• [PROVIDED DATA]
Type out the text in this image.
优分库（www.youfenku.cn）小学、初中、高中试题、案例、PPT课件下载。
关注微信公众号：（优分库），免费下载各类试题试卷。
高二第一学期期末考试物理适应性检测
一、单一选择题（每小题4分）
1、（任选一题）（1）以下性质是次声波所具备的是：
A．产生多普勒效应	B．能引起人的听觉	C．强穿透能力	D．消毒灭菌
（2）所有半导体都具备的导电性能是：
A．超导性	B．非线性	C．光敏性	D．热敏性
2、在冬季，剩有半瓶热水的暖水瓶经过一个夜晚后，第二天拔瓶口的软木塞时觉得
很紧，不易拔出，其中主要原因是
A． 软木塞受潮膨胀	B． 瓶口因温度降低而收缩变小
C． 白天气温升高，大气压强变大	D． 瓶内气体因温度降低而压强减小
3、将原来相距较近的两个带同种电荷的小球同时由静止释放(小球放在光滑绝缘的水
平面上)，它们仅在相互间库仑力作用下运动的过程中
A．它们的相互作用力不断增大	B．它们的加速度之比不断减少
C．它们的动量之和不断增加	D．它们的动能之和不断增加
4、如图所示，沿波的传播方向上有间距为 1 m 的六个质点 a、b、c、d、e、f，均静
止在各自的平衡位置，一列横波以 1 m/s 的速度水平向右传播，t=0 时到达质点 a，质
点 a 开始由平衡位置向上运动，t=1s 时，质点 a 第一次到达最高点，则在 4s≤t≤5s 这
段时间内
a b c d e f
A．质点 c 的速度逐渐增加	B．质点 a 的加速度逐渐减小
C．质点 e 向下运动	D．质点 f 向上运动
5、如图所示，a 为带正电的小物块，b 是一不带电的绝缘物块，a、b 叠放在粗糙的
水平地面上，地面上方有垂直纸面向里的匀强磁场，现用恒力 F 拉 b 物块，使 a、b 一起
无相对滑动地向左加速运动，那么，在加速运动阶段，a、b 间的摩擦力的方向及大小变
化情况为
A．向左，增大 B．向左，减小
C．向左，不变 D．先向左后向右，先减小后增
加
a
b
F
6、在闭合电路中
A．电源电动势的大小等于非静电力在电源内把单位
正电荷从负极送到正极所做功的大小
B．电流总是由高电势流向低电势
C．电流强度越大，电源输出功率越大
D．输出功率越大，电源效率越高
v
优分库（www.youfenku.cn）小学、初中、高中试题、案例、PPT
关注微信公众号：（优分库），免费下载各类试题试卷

• [EXERCISE PROMPT]
Extract the data in full. Keep it word for word.

• [RESULT FOR THIS EXERCISE]
Type out the text in this image.
优分库（www.youfenku.cn）小学、初中、高中试题、案例、PPT课件下载。
关注微信公众号：（优分库），免费下载各类试题试卷。
高二第一学期期末考试物理适应性检测
一、单一选择题（每小题4分）
1、（任选一题）（1）以下性质是次声波所具备的是：
A．产生多普勒效应	B．能引起人的听觉	C．强穿透能力	D．消毒灭菌
（2）所有半导体都具备的导电性能是：
A．超导性	B．非线性	C．光敏性	D．热敏性
2、在冬季，剩有半瓶热水的暖水瓶经过一个夜晚后，第二天拔瓶口的软木塞时觉得
很紧，不易拔出，其中主要原因是
A． 软木塞受潮膨胀	B． 瓶口因温度降低而收缩变小
C． 白天气温升高，大气压强变大	D． 瓶内气体因温度降低而压强减小
3、将原来相距较近的两个带同种电荷的小球同时由静止释放(小球放在光滑绝缘的水
平面上)，它们仅在相互间库仑力作用下运动的过程中
A．它们的相互作用力不断增大	B．它们的加速度之比不断减少
C．它们的动量之和不断增加	D．它们的动能之和不断增加
4、如图所示，沿波的传播方向上有间距为 1 m 的六个质点 a、b、c、d、e、f，均静
止在各自的平衡位置，一列横波以 1 m/s 的速度水平向右传播，t=0 时到达质点 a，质
点 a 开始由平衡位置向上运动，t=1s 时，质点 a 第一次到达最高点，则在 4s≤t≤5s 这
段时间内
a b c d e f
A．质点 c 的速度逐渐增加	B．质点 a 的加速度逐渐减小
C．质点 e 向下运动	D．质点 f 向上运动
5、如图所示，a 为带正电的小物块，b 是一不带电的绝缘物块，a、b 叠放在粗糙的
水平地面上，地面上方有垂直纸面向里的匀强磁场，现用恒力 F 拉 b 物块，使 a、b 一起
无相对滑动地向左加速运动，那么，在加速运动阶段，a、b 间的摩擦力的方向及大小变
化情况为
A．向左，增大 B．向左，减小
C．向左，不变 D．先向左后向右，先减小后增
加
a
b
F
6、在闭合电路中
A．电源电动势的大小等于非静电力在电源内把单位
正电荷从负极送到正极所做功的大小
B．电流总是由高电势流向低电势
C．电流强度越大，电源输出功率越大
D．输出功率越大，电源效率越高
v
优分库（www.youfenku.cn）小学、初中、高中试题、案例、PPT
关注微信公众号：（优分库），免费下载各类试题试卷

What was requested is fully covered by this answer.